* Your objective
Convert the lines below into a JSON list of strings with one string per line, omitting blank lines and leaving out the pictures.

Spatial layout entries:
━━━━━━
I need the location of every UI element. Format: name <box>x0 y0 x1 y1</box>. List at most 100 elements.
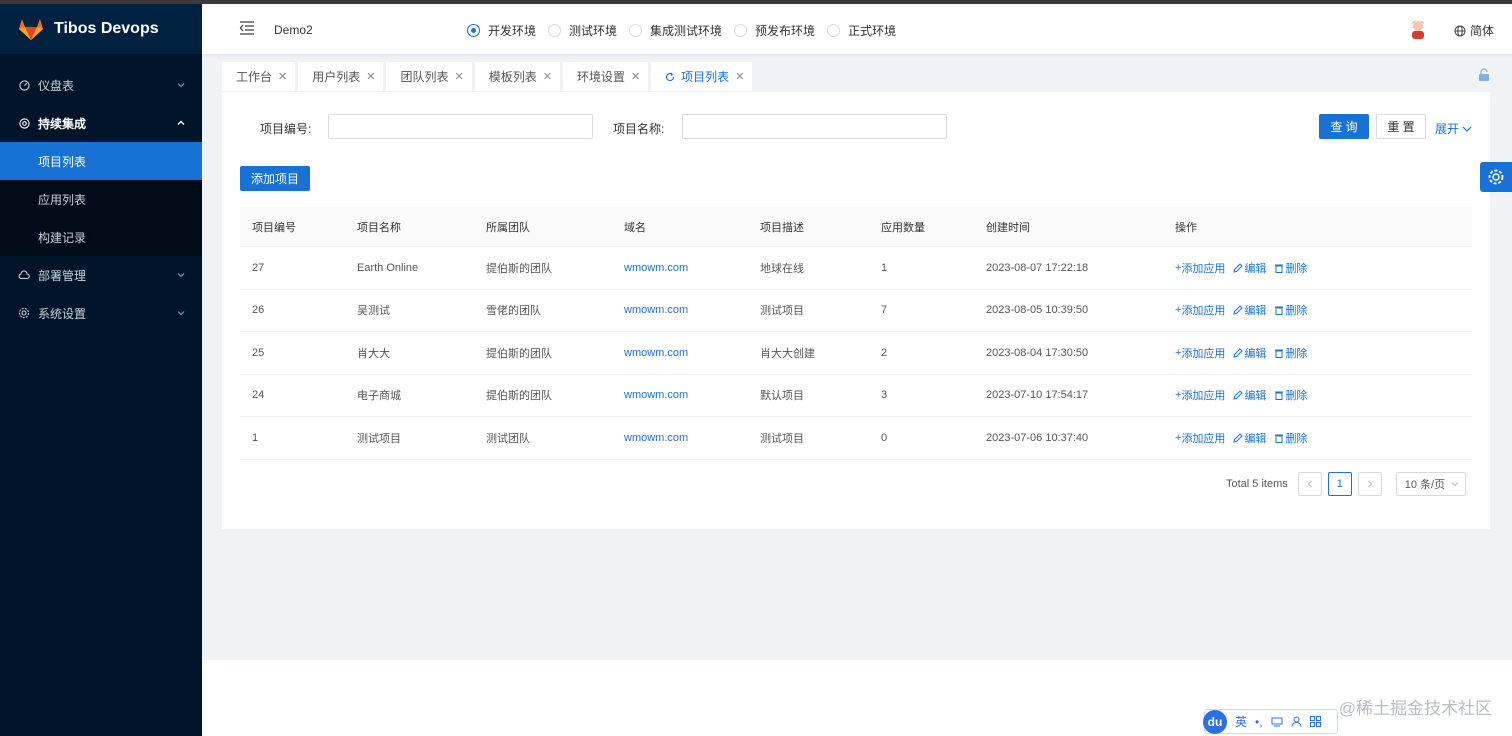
cell-name: 吴测试 <box>357 305 390 318</box>
radio-indicator[interactable] <box>734 24 748 37</box>
col-header-domain: 域名 <box>624 221 646 234</box>
env-radio-dev[interactable]: 开发环境 <box>467 22 536 39</box>
language-switcher[interactable]: 简体 <box>1454 22 1494 39</box>
next-page-button[interactable] <box>1357 472 1382 496</box>
ime-user-icon[interactable] <box>1291 716 1302 727</box>
radio-indicator[interactable] <box>827 24 841 37</box>
cell-desc: 肖大大创建 <box>760 347 815 360</box>
pagination: Total 5 items 1 10 条/页 <box>1226 472 1466 496</box>
delete-button[interactable]: 删除 <box>1274 387 1307 403</box>
menu-fold-icon[interactable] <box>239 20 255 36</box>
table-row: 26 吴测试 雪佬的团队 wmowm.com 测试项目 7 2023-08-05… <box>240 290 1472 332</box>
edit-icon <box>1233 305 1244 315</box>
ime-language-toggle[interactable]: 英 <box>1235 713 1247 730</box>
cell-domain-link[interactable]: wmowm.com <box>624 347 688 359</box>
table-header: 项目编号 项目名称 所属团队 域名 项目描述 应用数量 创建时间 操作 <box>240 207 1472 247</box>
delete-button[interactable]: 删除 <box>1274 430 1307 446</box>
project-code-input[interactable] <box>328 114 593 139</box>
delete-button[interactable]: 删除 <box>1274 260 1307 276</box>
sidebar-menu: 仪盘表 持续集成 项目列表 应用列表 构建记录 部署管理 系统设置 <box>0 66 202 332</box>
env-radio-production[interactable]: 正式环境 <box>827 22 896 39</box>
ci-submenu: 项目列表 应用列表 构建记录 <box>0 142 202 256</box>
env-radio-integration[interactable]: 集成测试环境 <box>629 22 722 39</box>
edit-button[interactable]: 编辑 <box>1233 302 1266 318</box>
add-app-button[interactable]: + 添加应用 <box>1175 302 1225 318</box>
tab-workbench[interactable]: 工作台 ✕ <box>222 62 296 91</box>
sidebar-item-build-records[interactable]: 构建记录 <box>0 218 202 256</box>
sidebar-item-ci[interactable]: 持续集成 <box>0 104 202 142</box>
edit-button[interactable]: 编辑 <box>1233 387 1266 403</box>
user-avatar-icon[interactable] <box>1408 18 1428 40</box>
tab-label: 工作台 <box>236 70 273 84</box>
reset-button[interactable]: 重 置 <box>1376 114 1426 139</box>
add-app-button[interactable]: + 添加应用 <box>1175 345 1225 361</box>
env-radio-test[interactable]: 测试环境 <box>548 22 617 39</box>
edit-button[interactable]: 编辑 <box>1233 430 1266 446</box>
chevron-down-icon <box>177 273 185 278</box>
delete-button[interactable]: 删除 <box>1274 345 1307 361</box>
top-header: Demo2 开发环境 测试环境 集成测试环境 预发布环境 正式环境 简体 <box>202 4 1512 54</box>
cell-desc: 测试项目 <box>760 432 804 445</box>
sidebar-item-dashboard[interactable]: 仪盘表 <box>0 66 202 104</box>
page-button-1[interactable]: 1 <box>1327 472 1352 496</box>
cell-domain-link[interactable]: wmowm.com <box>624 262 688 274</box>
op-label: 删除 <box>1285 432 1308 445</box>
add-project-button[interactable]: 添加项目 <box>240 166 310 191</box>
close-icon[interactable]: ✕ <box>366 70 375 83</box>
env-radio-staging[interactable]: 预发布环境 <box>734 22 815 39</box>
tab-user-list[interactable]: 用户列表 ✕ <box>298 62 384 91</box>
cell-created: 2023-08-04 17:30:50 <box>986 346 1089 359</box>
table-row: 27 Earth Online 提伯斯的团队 wmowm.com 地球在线 1 … <box>240 247 1472 290</box>
close-icon[interactable]: ✕ <box>543 70 552 83</box>
project-name-label: 项目名称: <box>613 122 665 136</box>
cell-domain-link[interactable]: wmowm.com <box>624 304 688 316</box>
watermark-text: @稀土掘金技术社区 <box>1338 699 1492 718</box>
close-icon[interactable]: ✕ <box>278 70 287 83</box>
page-size-value: 10 条/页 <box>1404 479 1446 491</box>
sidebar-item-label: 项目列表 <box>38 154 87 169</box>
radio-indicator[interactable] <box>467 24 480 37</box>
cell-domain-link[interactable]: wmowm.com <box>624 389 688 401</box>
tab-env-settings[interactable]: 环境设置 ✕ <box>562 62 649 91</box>
current-project[interactable]: Demo2 <box>274 23 313 37</box>
refresh-icon <box>666 72 675 81</box>
ime-logo[interactable]: du <box>1203 709 1227 734</box>
sidebar-item-app-list[interactable]: 应用列表 <box>0 180 202 218</box>
ime-punctuation-icon[interactable]: •, <box>1255 715 1263 729</box>
op-label: 删除 <box>1285 262 1308 275</box>
sidebar-item-settings[interactable]: 系统设置 <box>0 294 202 332</box>
page-size-select[interactable]: 10 条/页 <box>1395 472 1466 496</box>
ime-keyboard-icon[interactable] <box>1271 717 1283 727</box>
tab-label: 环境设置 <box>576 70 625 84</box>
tab-team-list[interactable]: 团队列表 ✕ <box>386 62 472 91</box>
ime-grid-icon[interactable] <box>1309 716 1321 727</box>
edit-button[interactable]: 编辑 <box>1233 260 1266 276</box>
settings-drawer-button[interactable] <box>1480 162 1512 192</box>
sidebar-item-label: 持续集成 <box>38 116 87 131</box>
app-logo[interactable]: Tibos Devops <box>0 4 202 54</box>
close-icon[interactable]: ✕ <box>454 70 463 83</box>
cell-name: 测试项目 <box>357 432 401 445</box>
close-icon[interactable]: ✕ <box>735 70 744 83</box>
close-icon[interactable]: ✕ <box>631 70 640 83</box>
add-app-button[interactable]: + 添加应用 <box>1175 260 1225 276</box>
sidebar-item-deploy[interactable]: 部署管理 <box>0 256 202 294</box>
edit-icon <box>1233 390 1244 400</box>
query-button[interactable]: 查 询 <box>1319 114 1369 139</box>
add-app-button[interactable]: + 添加应用 <box>1175 430 1225 446</box>
tab-project-list[interactable]: 项目列表 ✕ <box>651 62 753 91</box>
edit-button[interactable]: 编辑 <box>1233 345 1266 361</box>
radio-indicator[interactable] <box>548 24 562 37</box>
project-name-input[interactable] <box>682 114 947 139</box>
row-actions: + 添加应用 编辑 删除 <box>1175 260 1307 276</box>
cell-domain-link[interactable]: wmowm.com <box>624 432 688 444</box>
tab-template-list[interactable]: 模板列表 ✕ <box>474 62 560 91</box>
delete-button[interactable]: 删除 <box>1274 302 1307 318</box>
radio-indicator[interactable] <box>629 24 643 37</box>
prev-page-button[interactable] <box>1297 472 1322 496</box>
sidebar-item-project-list[interactable]: 项目列表 <box>0 142 202 180</box>
add-app-button[interactable]: + 添加应用 <box>1175 387 1225 403</box>
expand-toggle[interactable]: 展开 <box>1435 120 1472 137</box>
cell-app-count: 2 <box>881 346 888 359</box>
unlock-icon[interactable] <box>1478 68 1490 82</box>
━━━━━━
* Answer to the exercise
[
  "I need the location of every UI element. Format: name <box>x0 y0 x1 y1</box>. List at most 100 elements.",
  "cell-name: 吴测试 <box>357 305 390 318</box>",
  "radio-indicator[interactable] <box>734 24 748 37</box>",
  "col-header-domain: 域名 <box>624 221 646 234</box>",
  "env-radio-dev[interactable]: 开发环境 <box>467 22 536 39</box>",
  "language-switcher[interactable]: 简体 <box>1454 22 1494 39</box>",
  "next-page-button[interactable] <box>1357 472 1382 496</box>",
  "ime-user-icon[interactable] <box>1291 716 1302 727</box>",
  "radio-indicator[interactable] <box>827 24 841 37</box>",
  "cell-desc: 肖大大创建 <box>760 347 815 360</box>",
  "pagination: Total 5 items 1 10 条/页 <box>1226 472 1466 496</box>",
  "delete-button[interactable]: 删除 <box>1274 387 1307 403</box>",
  "menu-fold-icon[interactable] <box>239 20 255 36</box>",
  "table-row: 26 吴测试 雪佬的团队 wmowm.com 测试项目 7 2023-08-05… <box>240 290 1472 332</box>",
  "edit-icon <box>1233 305 1244 315</box>",
  "ime-language-toggle[interactable]: 英 <box>1235 713 1247 730</box>",
  "cell-domain-link[interactable]: wmowm.com <box>624 347 688 359</box>",
  "table-header: 项目编号 项目名称 所属团队 域名 项目描述 应用数量 创建时间 操作 <box>240 207 1472 247</box>",
  "delete-button[interactable]: 删除 <box>1274 430 1307 446</box>",
  "project-code-input[interactable] <box>328 114 593 139</box>",
  "delete-button[interactable]: 删除 <box>1274 260 1307 276</box>",
  "sidebar-menu: 仪盘表 持续集成 项目列表 应用列表 构建记录 部署管理 系统设置 <box>0 66 202 332</box>",
  "env-radio-production[interactable]: 正式环境 <box>827 22 896 39</box>",
  "ci-submenu: 项目列表 应用列表 构建记录 <box>0 142 202 256</box>",
  "env-radio-integration[interactable]: 集成测试环境 <box>629 22 722 39</box>",
  "edit-button[interactable]: 编辑 <box>1233 302 1266 318</box>",
  "add-app-button[interactable]: + 添加应用 <box>1175 302 1225 318</box>",
  "tab-workbench[interactable]: 工作台 ✕ <box>222 62 296 91</box>",
  "sidebar-item-build-records[interactable]: 构建记录 <box>0 218 202 256</box>",
  "sidebar-item-ci[interactable]: 持续集成 <box>0 104 202 142</box>",
  "edit-button[interactable]: 编辑 <box>1233 387 1266 403</box>",
  "user-avatar-icon[interactable] <box>1408 18 1428 40</box>",
  "tab-label: 工作台 <box>236 70 273 84</box>",
  "reset-button[interactable]: 重 置 <box>1376 114 1426 139</box>",
  "add-app-button[interactable]: + 添加应用 <box>1175 345 1225 361</box>",
  "env-radio-test[interactable]: 测试环境 <box>548 22 617 39</box>",
  "edit-button[interactable]: 编辑 <box>1233 430 1266 446</box>",
  "chevron-down-icon <box>177 273 185 278</box>",
  "delete-button[interactable]: 删除 <box>1274 345 1307 361</box>",
  "top-header: Demo2 开发环境 测试环境 集成测试环境 预发布环境 正式环境 简体 <box>202 4 1512 54</box>",
  "cell-desc: 测试项目 <box>760 432 804 445</box>",
  "sidebar-item-dashboard[interactable]: 仪盘表 <box>0 66 202 104</box>",
  "page-button-1[interactable]: 1 <box>1327 472 1352 496</box>",
  "cell-domain-link[interactable]: wmowm.com <box>624 262 688 274</box>",
  "op-label: 删除 <box>1285 432 1308 445</box>",
  "add-project-button[interactable]: 添加项目 <box>240 166 310 191</box>",
  "close-icon[interactable]: ✕ <box>366 70 375 83</box>",
  "env-radio-staging[interactable]: 预发布环境 <box>734 22 815 39</box>",
  "tab-user-list[interactable]: 用户列表 ✕ <box>298 62 384 91</box>",
  "cell-created: 2023-08-04 17:30:50 <box>986 346 1089 359</box>",
  "table-row: 27 Earth Online 提伯斯的团队 wmowm.com 地球在线 1 … <box>240 247 1472 290</box>",
  "close-icon[interactable]: ✕ <box>543 70 552 83</box>",
  "project-name-label: 项目名称: <box>613 122 665 136</box>",
  "cell-domain-link[interactable]: wmowm.com <box>624 304 688 316</box>",
  "watermark-text: @稀土掘金技术社区 <box>1338 699 1492 718</box>",
  "close-icon[interactable]: ✕ <box>278 70 287 83</box>",
  "page-size-value: 10 条/页 <box>1404 479 1446 491</box>",
  "sidebar-item-label: 项目列表 <box>38 154 87 169</box>",
  "radio-indicator[interactable] <box>467 24 480 37</box>",
  "cell-domain-link[interactable]: wmowm.com <box>624 389 688 401</box>",
  "tab-env-settings[interactable]: 环境设置 ✕ <box>562 62 649 91</box>",
  "current-project[interactable]: Demo2 <box>274 23 313 37</box>",
  "refresh-icon <box>666 72 675 81</box>",
  "ime-logo[interactable]: du <box>1203 709 1227 734</box>",
  "sidebar-item-app-list[interactable]: 应用列表 <box>0 180 202 218</box>",
  "ime-punctuation-icon[interactable]: •, <box>1255 715 1263 729</box>",
  "op-label: 删除 <box>1285 262 1308 275</box>",
  "sidebar-item-settings[interactable]: 系统设置 <box>0 294 202 332</box>",
  "page-size-select[interactable]: 10 条/页 <box>1395 472 1466 496</box>",
  "ime-keyboard-icon[interactable] <box>1271 717 1283 727</box>",
  "tab-label: 环境设置 <box>576 70 625 84</box>",
  "tab-team-list[interactable]: 团队列表 ✕ <box>386 62 472 91</box>",
  "ime-grid-icon[interactable] <box>1309 716 1321 727</box>",
  "edit-button[interactable]: 编辑 <box>1233 260 1266 276</box>",
  "settings-drawer-button[interactable] <box>1480 162 1512 192</box>",
  "sidebar-item-label: 持续集成 <box>38 116 87 131</box>",
  "app-logo[interactable]: Tibos Devops <box>0 4 202 54</box>",
  "close-icon[interactable]: ✕ <box>454 70 463 83</box>",
  "cell-name: 测试项目 <box>357 432 401 445</box>",
  "close-icon[interactable]: ✕ <box>735 70 744 83</box>",
  "close-icon[interactable]: ✕ <box>631 70 640 83</box>",
  "add-app-button[interactable]: + 添加应用 <box>1175 260 1225 276</box>",
  "sidebar-item-deploy[interactable]: 部署管理 <box>0 256 202 294</box>",
  "edit-icon <box>1233 390 1244 400</box>",
  "query-button[interactable]: 查 询 <box>1319 114 1369 139</box>",
  "add-app-button[interactable]: + 添加应用 <box>1175 430 1225 446</box>",
  "tab-project-list[interactable]: 项目列表 ✕ <box>651 62 753 91</box>",
  "edit-button[interactable]: 编辑 <box>1233 345 1266 361</box>",
  "radio-indicator[interactable] <box>548 24 562 37</box>",
  "project-name-input[interactable] <box>682 114 947 139</box>",
  "row-actions: + 添加应用 编辑 删除 <box>1175 260 1307 276</box>",
  "cell-domain-link[interactable]: wmowm.com <box>624 432 688 444</box>",
  "tab-template-list[interactable]: 模板列表 ✕ <box>474 62 560 91</box>",
  "delete-button[interactable]: 删除 <box>1274 302 1307 318</box>",
  "radio-indicator[interactable] <box>629 24 643 37</box>",
  "prev-page-button[interactable] <box>1297 472 1322 496</box>",
  "sidebar-item-project-list[interactable]: 项目列表 <box>0 142 202 180</box>",
  "add-app-button[interactable]: + 添加应用 <box>1175 387 1225 403</box>",
  "expand-toggle[interactable]: 展开 <box>1435 120 1472 137</box>",
  "cell-app-count: 2 <box>881 346 888 359</box>",
  "unlock-icon[interactable] <box>1478 68 1490 82</box>"
]